_THE REQUEST_:
Make a verbatim copy of the entries below; pictures stay out.

_MATERIALS PROVIDED_:
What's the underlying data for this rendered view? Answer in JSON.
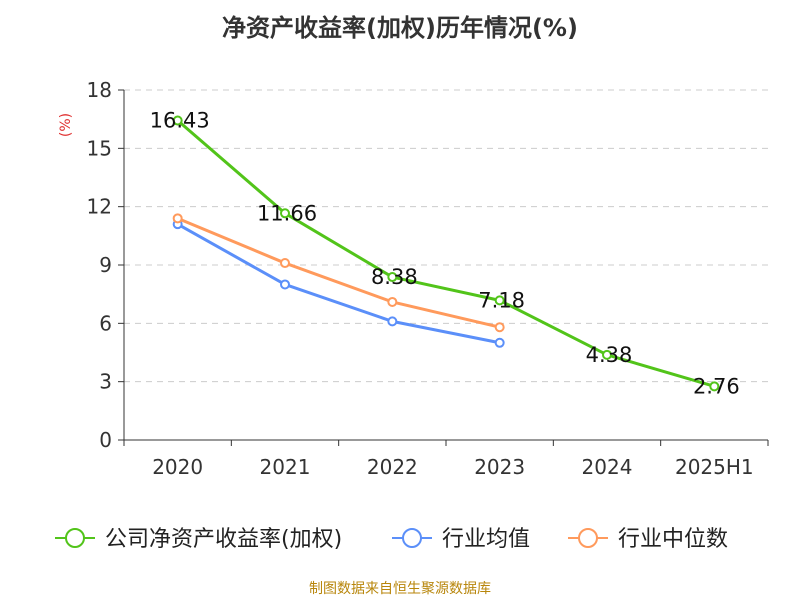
{
  "chart_data": {
    "type": "line",
    "title": "净资产收益率(加权)历年情况(%)",
    "ylabel": "(%)",
    "xlabel": "",
    "categories": [
      "2020",
      "2021",
      "2022",
      "2023",
      "2024",
      "2025H1"
    ],
    "ylim": [
      0,
      18
    ],
    "yticks": [
      0,
      3,
      6,
      9,
      12,
      15,
      18
    ],
    "grid": true,
    "legend_position": "bottom",
    "series": [
      {
        "name": "公司净资产收益率(加权)",
        "color": "#52c41a",
        "values": [
          16.43,
          11.66,
          8.38,
          7.18,
          4.38,
          2.76
        ],
        "labels": [
          "16.43",
          "11.66",
          "8.38",
          "7.18",
          "4.38",
          "2.76"
        ]
      },
      {
        "name": "行业均值",
        "color": "#5b8ff9",
        "values": [
          11.1,
          8.0,
          6.1,
          5.0,
          null,
          null
        ]
      },
      {
        "name": "行业中位数",
        "color": "#ff9a5c",
        "values": [
          11.4,
          9.1,
          7.1,
          5.8,
          null,
          null
        ]
      }
    ]
  },
  "footer": {
    "source": "制图数据来自恒生聚源数据库"
  },
  "colors": {
    "axis": "#333333",
    "grid": "#cccccc",
    "ylabel": "#e03030",
    "footer": "#b8860b"
  }
}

_PROBLEM SOLUTION_:
What's the underlying data for this rendered view? Answer in JSON.
{
  "chart_data": {
    "type": "line",
    "title": "净资产收益率(加权)历年情况(%)",
    "ylabel": "(%)",
    "xlabel": "",
    "categories": [
      "2020",
      "2021",
      "2022",
      "2023",
      "2024",
      "2025H1"
    ],
    "ylim": [
      0,
      18
    ],
    "yticks": [
      0,
      3,
      6,
      9,
      12,
      15,
      18
    ],
    "grid": true,
    "legend_position": "bottom",
    "series": [
      {
        "name": "公司净资产收益率(加权)",
        "color": "#52c41a",
        "values": [
          16.43,
          11.66,
          8.38,
          7.18,
          4.38,
          2.76
        ],
        "labels": [
          "16.43",
          "11.66",
          "8.38",
          "7.18",
          "4.38",
          "2.76"
        ]
      },
      {
        "name": "行业均值",
        "color": "#5b8ff9",
        "values": [
          11.1,
          8.0,
          6.1,
          5.0,
          null,
          null
        ]
      },
      {
        "name": "行业中位数",
        "color": "#ff9a5c",
        "values": [
          11.4,
          9.1,
          7.1,
          5.8,
          null,
          null
        ]
      }
    ]
  },
  "footer": {
    "source": "制图数据来自恒生聚源数据库"
  },
  "colors": {
    "axis": "#333333",
    "grid": "#cccccc",
    "ylabel": "#e03030",
    "footer": "#b8860b"
  }
}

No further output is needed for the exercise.